▶ _SHORT EXERCISE_
All of the data must be printed exactly; please include every line.

· · · · · · ·

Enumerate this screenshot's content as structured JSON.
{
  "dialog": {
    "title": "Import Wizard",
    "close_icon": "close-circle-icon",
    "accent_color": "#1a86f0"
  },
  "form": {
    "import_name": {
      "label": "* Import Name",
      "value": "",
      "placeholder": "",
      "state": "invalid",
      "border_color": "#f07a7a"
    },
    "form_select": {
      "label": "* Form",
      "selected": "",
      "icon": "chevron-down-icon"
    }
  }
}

· · · · · · ·

▶ _SOLVED EXERCISE_
Enumerate this screenshot's content as structured JSON.
{
  "dialog": {
    "title": "Import Wizard",
    "close_icon": "close-circle-icon",
    "accent_color": "#1a86f0"
  },
  "form": {
    "import_name": {
      "label": "* Import Name",
      "value": "",
      "placeholder": "",
      "state": "invalid",
      "border_color": "#f07a7a"
    },
    "form_select": {
      "label": "* Form",
      "selected": "",
      "icon": "chevron-down-icon"
    }
  }
}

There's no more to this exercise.